Exercise description.
Transcribe the material in full. Nothing should differ except that the pictures are left out.

──────

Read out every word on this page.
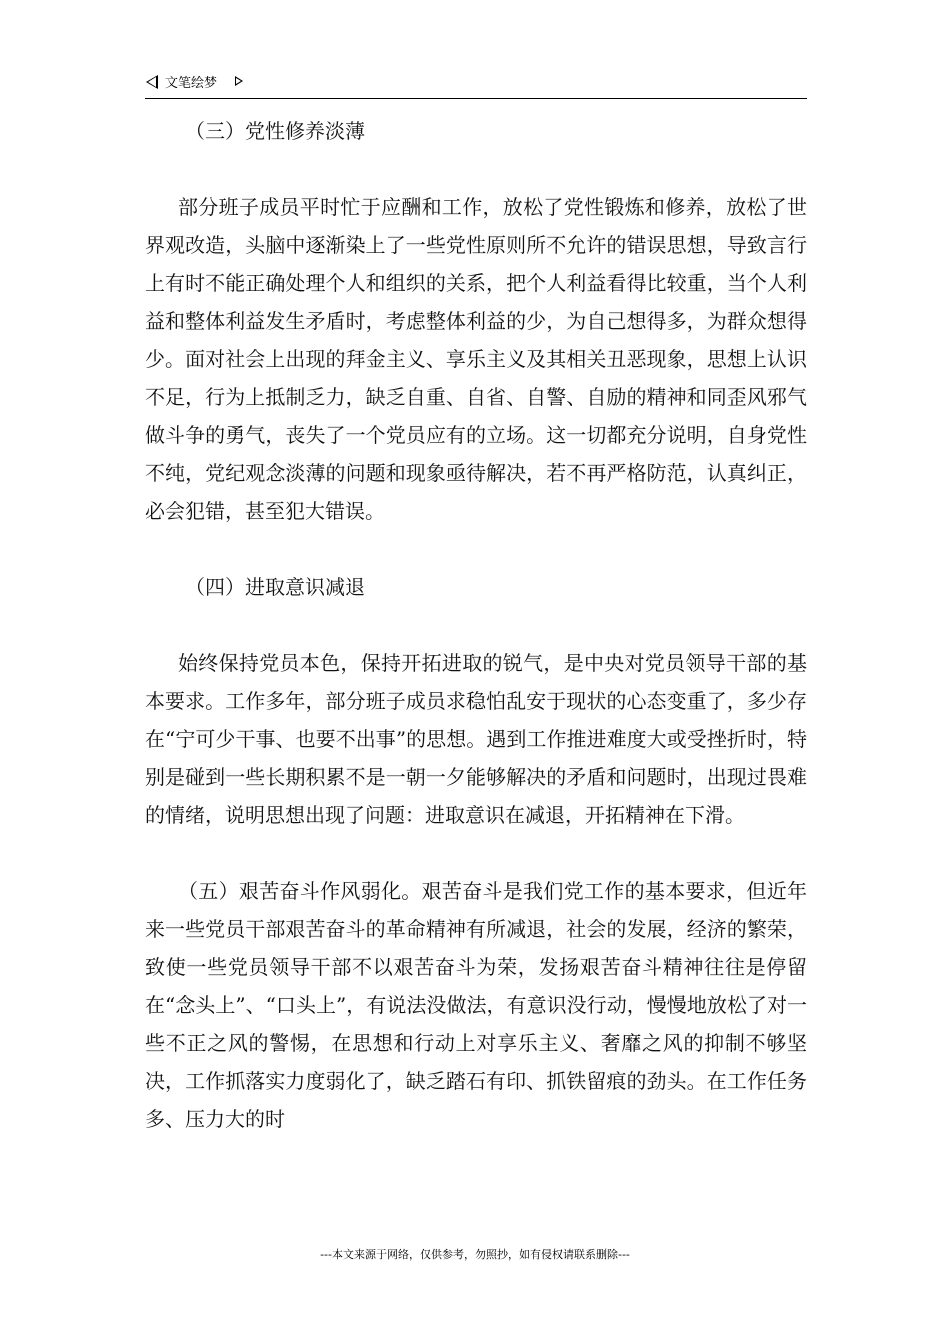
文笔绘梦

（三）党性修养淡薄

部分班子成员平时忙于应酬和工作，放松了党性锻炼和修养，放松了世界观改造，头脑中逐渐染上了一些党性原则所不允许的错误思想，导致言行上有时不能正确处理个人和组织的关系，把个人利益看得比较重，当个人利益和整体利益发生矛盾时，考虑整体利益的少，为自己想得多，为群众想得少。面对社会上出现的拜金主义、享乐主义及其相关丑恶现象，思想上认识不足，行为上抵制乏力，缺乏自重、自省、自警、自励的精神和同歪风邪气做斗争的勇气，丧失了一个党员应有的立场。这一切都充分说明，自身党性不纯，党纪观念淡薄的问题和现象亟待解决，若不再严格防范，认真纠正，必会犯错，甚至犯大错误。

（四）进取意识减退

始终保持党员本色，保持开拓进取的锐气，是中央对党员领导干部的基本要求。工作多年，部分班子成员求稳怕乱安于现状的心态变重了，多少存在“宁可少干事、也要不出事”的思想。遇到工作推进难度大或受挫折时，特别是碰到一些长期积累不是一朝一夕能够解决的矛盾和问题时，出现过畏难的情绪，说明思想出现了问题：进取意识在减退，开拓精神在下滑。

（五）艰苦奋斗作风弱化。艰苦奋斗是我们党工作的基本要求，但近年来一些党员干部艰苦奋斗的革命精神有所减退，社会的发展，经济的繁荣，致使一些党员领导干部不以艰苦奋斗为荣，发扬艰苦奋斗精神往往是停留在“念头上”、“口头上”，有说法没做法，有意识没行动，慢慢地放松了对一些不正之风的警惕，在思想和行动上对享乐主义、奢靡之风的抑制不够坚决，工作抓落实力度弱化了，缺乏踏石有印、抓铁留痕的劲头。在工作任务多、压力大的时

---本文来源于网络，仅供参考，勿照抄，如有侵权请联系删除---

──────

Task result.
Read out every word on this page.
文笔绘梦

（三）党性修养淡薄

部分班子成员平时忙于应酬和工作，放松了党性锻炼和修养，放松了世界观改造，头脑中逐渐染上了一些党性原则所不允许的错误思想，导致言行上有时不能正确处理个人和组织的关系，把个人利益看得比较重，当个人利益和整体利益发生矛盾时，考虑整体利益的少，为自己想得多，为群众想得少。面对社会上出现的拜金主义、享乐主义及其相关丑恶现象，思想上认识不足，行为上抵制乏力，缺乏自重、自省、自警、自励的精神和同歪风邪气做斗争的勇气，丧失了一个党员应有的立场。这一切都充分说明，自身党性不纯，党纪观念淡薄的问题和现象亟待解决，若不再严格防范，认真纠正，必会犯错，甚至犯大错误。

（四）进取意识减退

始终保持党员本色，保持开拓进取的锐气，是中央对党员领导干部的基本要求。工作多年，部分班子成员求稳怕乱安于现状的心态变重了，多少存在“宁可少干事、也要不出事”的思想。遇到工作推进难度大或受挫折时，特别是碰到一些长期积累不是一朝一夕能够解决的矛盾和问题时，出现过畏难的情绪，说明思想出现了问题：进取意识在减退，开拓精神在下滑。

（五）艰苦奋斗作风弱化。艰苦奋斗是我们党工作的基本要求，但近年来一些党员干部艰苦奋斗的革命精神有所减退，社会的发展，经济的繁荣，致使一些党员领导干部不以艰苦奋斗为荣，发扬艰苦奋斗精神往往是停留在“念头上”、“口头上”，有说法没做法，有意识没行动，慢慢地放松了对一些不正之风的警惕，在思想和行动上对享乐主义、奢靡之风的抑制不够坚决，工作抓落实力度弱化了，缺乏踏石有印、抓铁留痕的劲头。在工作任务多、压力大的时

---本文来源于网络，仅供参考，勿照抄，如有侵权请联系删除---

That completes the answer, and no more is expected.